■ Task instructions ■
Repeat the material below exactly, line for line.

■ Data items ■
☆ ☆ ☆ ☆ ☆ ☆ ☆

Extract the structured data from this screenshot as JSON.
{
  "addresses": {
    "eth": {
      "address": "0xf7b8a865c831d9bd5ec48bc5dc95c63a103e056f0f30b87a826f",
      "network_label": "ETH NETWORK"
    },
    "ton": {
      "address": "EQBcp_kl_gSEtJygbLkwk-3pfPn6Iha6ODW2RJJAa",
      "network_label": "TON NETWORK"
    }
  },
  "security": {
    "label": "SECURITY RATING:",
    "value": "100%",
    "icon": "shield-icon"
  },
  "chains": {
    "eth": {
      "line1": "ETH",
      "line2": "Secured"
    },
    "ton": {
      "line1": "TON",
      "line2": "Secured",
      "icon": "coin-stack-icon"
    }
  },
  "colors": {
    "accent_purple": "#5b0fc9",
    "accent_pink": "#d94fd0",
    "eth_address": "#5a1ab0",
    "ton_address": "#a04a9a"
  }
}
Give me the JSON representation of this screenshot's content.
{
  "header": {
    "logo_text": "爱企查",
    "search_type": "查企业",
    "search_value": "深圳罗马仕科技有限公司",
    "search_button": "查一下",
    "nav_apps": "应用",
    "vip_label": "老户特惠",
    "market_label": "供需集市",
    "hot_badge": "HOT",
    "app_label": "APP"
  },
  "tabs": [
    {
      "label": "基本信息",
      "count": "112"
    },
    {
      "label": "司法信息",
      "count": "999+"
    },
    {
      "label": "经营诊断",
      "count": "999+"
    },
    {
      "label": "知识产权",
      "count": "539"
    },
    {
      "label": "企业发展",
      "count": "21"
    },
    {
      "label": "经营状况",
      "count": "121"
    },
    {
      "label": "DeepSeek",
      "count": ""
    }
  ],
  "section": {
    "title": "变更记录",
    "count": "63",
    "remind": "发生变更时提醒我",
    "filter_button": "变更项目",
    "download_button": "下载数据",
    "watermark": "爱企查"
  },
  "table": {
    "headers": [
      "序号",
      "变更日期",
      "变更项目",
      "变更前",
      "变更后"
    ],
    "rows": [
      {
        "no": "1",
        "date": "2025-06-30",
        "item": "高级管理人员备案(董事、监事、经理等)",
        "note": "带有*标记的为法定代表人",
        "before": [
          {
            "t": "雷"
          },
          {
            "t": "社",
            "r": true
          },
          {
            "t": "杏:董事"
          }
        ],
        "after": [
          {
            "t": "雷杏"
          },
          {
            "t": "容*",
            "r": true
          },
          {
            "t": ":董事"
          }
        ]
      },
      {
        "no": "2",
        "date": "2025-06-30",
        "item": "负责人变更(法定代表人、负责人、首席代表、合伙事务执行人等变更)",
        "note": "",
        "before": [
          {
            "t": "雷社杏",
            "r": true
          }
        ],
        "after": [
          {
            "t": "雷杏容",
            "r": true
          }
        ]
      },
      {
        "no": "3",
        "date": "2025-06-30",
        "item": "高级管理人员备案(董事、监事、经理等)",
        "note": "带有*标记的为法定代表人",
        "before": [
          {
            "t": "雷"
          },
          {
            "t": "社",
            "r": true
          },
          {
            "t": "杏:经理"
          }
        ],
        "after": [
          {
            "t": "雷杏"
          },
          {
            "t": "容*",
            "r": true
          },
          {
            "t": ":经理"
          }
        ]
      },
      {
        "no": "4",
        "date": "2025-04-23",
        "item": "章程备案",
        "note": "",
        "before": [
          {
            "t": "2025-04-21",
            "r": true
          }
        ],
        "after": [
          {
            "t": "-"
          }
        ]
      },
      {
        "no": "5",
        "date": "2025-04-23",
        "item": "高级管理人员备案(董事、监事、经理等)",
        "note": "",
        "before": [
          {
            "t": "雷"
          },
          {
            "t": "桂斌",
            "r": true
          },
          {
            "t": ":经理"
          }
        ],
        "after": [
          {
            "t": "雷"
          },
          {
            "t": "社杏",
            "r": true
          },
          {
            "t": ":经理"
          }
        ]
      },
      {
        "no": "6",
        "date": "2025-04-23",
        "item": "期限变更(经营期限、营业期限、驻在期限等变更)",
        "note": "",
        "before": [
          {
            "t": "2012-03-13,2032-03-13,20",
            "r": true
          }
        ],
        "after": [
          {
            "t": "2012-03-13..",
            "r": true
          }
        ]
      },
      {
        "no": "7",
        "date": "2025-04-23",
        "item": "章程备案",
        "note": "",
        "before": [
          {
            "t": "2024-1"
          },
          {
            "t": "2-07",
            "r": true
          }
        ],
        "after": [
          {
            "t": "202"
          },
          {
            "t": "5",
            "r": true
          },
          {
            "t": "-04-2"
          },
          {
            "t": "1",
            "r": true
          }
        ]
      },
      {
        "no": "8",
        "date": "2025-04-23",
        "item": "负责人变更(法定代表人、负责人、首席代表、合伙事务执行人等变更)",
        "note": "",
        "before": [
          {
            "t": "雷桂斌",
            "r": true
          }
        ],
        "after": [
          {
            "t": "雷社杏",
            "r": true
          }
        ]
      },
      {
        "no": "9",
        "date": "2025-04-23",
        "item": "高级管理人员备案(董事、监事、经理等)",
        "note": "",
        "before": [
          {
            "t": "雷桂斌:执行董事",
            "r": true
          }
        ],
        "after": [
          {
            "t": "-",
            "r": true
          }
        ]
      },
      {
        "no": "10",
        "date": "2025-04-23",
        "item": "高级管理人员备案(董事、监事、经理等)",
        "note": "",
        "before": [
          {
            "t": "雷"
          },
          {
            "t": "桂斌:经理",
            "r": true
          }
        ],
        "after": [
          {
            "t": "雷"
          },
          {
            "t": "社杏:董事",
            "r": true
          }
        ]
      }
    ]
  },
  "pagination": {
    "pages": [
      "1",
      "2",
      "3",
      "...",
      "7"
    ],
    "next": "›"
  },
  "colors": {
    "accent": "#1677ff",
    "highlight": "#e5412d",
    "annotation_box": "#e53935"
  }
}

☆ ☆ ☆ ☆ ☆ ☆ ☆

■ Task result ■
Extract the structured data from this screenshot as JSON.
{
  "addresses": {
    "eth": {
      "address": "0xf7b8a865c831d9bd5ec48bc5dc95c63a103e056f0f30b87a826f",
      "network_label": "ETH NETWORK"
    },
    "ton": {
      "address": "EQBcp_kl_gSEtJygbLkwk-3pfPn6Iha6ODW2RJJAa",
      "network_label": "TON NETWORK"
    }
  },
  "security": {
    "label": "SECURITY RATING:",
    "value": "100%",
    "icon": "shield-icon"
  },
  "chains": {
    "eth": {
      "line1": "ETH",
      "line2": "Secured"
    },
    "ton": {
      "line1": "TON",
      "line2": "Secured",
      "icon": "coin-stack-icon"
    }
  },
  "colors": {
    "accent_purple": "#5b0fc9",
    "accent_pink": "#d94fd0",
    "eth_address": "#5a1ab0",
    "ton_address": "#a04a9a"
  }
}
Give me the JSON representation of this screenshot's content.
{
  "header": {
    "logo_text": "爱企查",
    "search_type": "查企业",
    "search_value": "深圳罗马仕科技有限公司",
    "search_button": "查一下",
    "nav_apps": "应用",
    "vip_label": "老户特惠",
    "market_label": "供需集市",
    "hot_badge": "HOT",
    "app_label": "APP"
  },
  "tabs": [
    {
      "label": "基本信息",
      "count": "112"
    },
    {
      "label": "司法信息",
      "count": "999+"
    },
    {
      "label": "经营诊断",
      "count": "999+"
    },
    {
      "label": "知识产权",
      "count": "539"
    },
    {
      "label": "企业发展",
      "count": "21"
    },
    {
      "label": "经营状况",
      "count": "121"
    },
    {
      "label": "DeepSeek",
      "count": ""
    }
  ],
  "section": {
    "title": "变更记录",
    "count": "63",
    "remind": "发生变更时提醒我",
    "filter_button": "变更项目",
    "download_button": "下载数据",
    "watermark": "爱企查"
  },
  "table": {
    "headers": [
      "序号",
      "变更日期",
      "变更项目",
      "变更前",
      "变更后"
    ],
    "rows": [
      {
        "no": "1",
        "date": "2025-06-30",
        "item": "高级管理人员备案(董事、监事、经理等)",
        "note": "带有*标记的为法定代表人",
        "before": [
          {
            "t": "雷"
          },
          {
            "t": "社",
            "r": true
          },
          {
            "t": "杏:董事"
          }
        ],
        "after": [
          {
            "t": "雷杏"
          },
          {
            "t": "容*",
            "r": true
          },
          {
            "t": ":董事"
          }
        ]
      },
      {
        "no": "2",
        "date": "2025-06-30",
        "item": "负责人变更(法定代表人、负责人、首席代表、合伙事务执行人等变更)",
        "note": "",
        "before": [
          {
            "t": "雷社杏",
            "r": true
          }
        ],
        "after": [
          {
            "t": "雷杏容",
            "r": true
          }
        ]
      },
      {
        "no": "3",
        "date": "2025-06-30",
        "item": "高级管理人员备案(董事、监事、经理等)",
        "note": "带有*标记的为法定代表人",
        "before": [
          {
            "t": "雷"
          },
          {
            "t": "社",
            "r": true
          },
          {
            "t": "杏:经理"
          }
        ],
        "after": [
          {
            "t": "雷杏"
          },
          {
            "t": "容*",
            "r": true
          },
          {
            "t": ":经理"
          }
        ]
      },
      {
        "no": "4",
        "date": "2025-04-23",
        "item": "章程备案",
        "note": "",
        "before": [
          {
            "t": "2025-04-21",
            "r": true
          }
        ],
        "after": [
          {
            "t": "-"
          }
        ]
      },
      {
        "no": "5",
        "date": "2025-04-23",
        "item": "高级管理人员备案(董事、监事、经理等)",
        "note": "",
        "before": [
          {
            "t": "雷"
          },
          {
            "t": "桂斌",
            "r": true
          },
          {
            "t": ":经理"
          }
        ],
        "after": [
          {
            "t": "雷"
          },
          {
            "t": "社杏",
            "r": true
          },
          {
            "t": ":经理"
          }
        ]
      },
      {
        "no": "6",
        "date": "2025-04-23",
        "item": "期限变更(经营期限、营业期限、驻在期限等变更)",
        "note": "",
        "before": [
          {
            "t": "2012-03-13,2032-03-13,20",
            "r": true
          }
        ],
        "after": [
          {
            "t": "2012-03-13..",
            "r": true
          }
        ]
      },
      {
        "no": "7",
        "date": "2025-04-23",
        "item": "章程备案",
        "note": "",
        "before": [
          {
            "t": "2024-1"
          },
          {
            "t": "2-07",
            "r": true
          }
        ],
        "after": [
          {
            "t": "202"
          },
          {
            "t": "5",
            "r": true
          },
          {
            "t": "-04-2"
          },
          {
            "t": "1",
            "r": true
          }
        ]
      },
      {
        "no": "8",
        "date": "2025-04-23",
        "item": "负责人变更(法定代表人、负责人、首席代表、合伙事务执行人等变更)",
        "note": "",
        "before": [
          {
            "t": "雷桂斌",
            "r": true
          }
        ],
        "after": [
          {
            "t": "雷社杏",
            "r": true
          }
        ]
      },
      {
        "no": "9",
        "date": "2025-04-23",
        "item": "高级管理人员备案(董事、监事、经理等)",
        "note": "",
        "before": [
          {
            "t": "雷桂斌:执行董事",
            "r": true
          }
        ],
        "after": [
          {
            "t": "-",
            "r": true
          }
        ]
      },
      {
        "no": "10",
        "date": "2025-04-23",
        "item": "高级管理人员备案(董事、监事、经理等)",
        "note": "",
        "before": [
          {
            "t": "雷"
          },
          {
            "t": "桂斌:经理",
            "r": true
          }
        ],
        "after": [
          {
            "t": "雷"
          },
          {
            "t": "社杏:董事",
            "r": true
          }
        ]
      }
    ]
  },
  "pagination": {
    "pages": [
      "1",
      "2",
      "3",
      "...",
      "7"
    ],
    "next": "›"
  },
  "colors": {
    "accent": "#1677ff",
    "highlight": "#e5412d",
    "annotation_box": "#e53935"
  }
}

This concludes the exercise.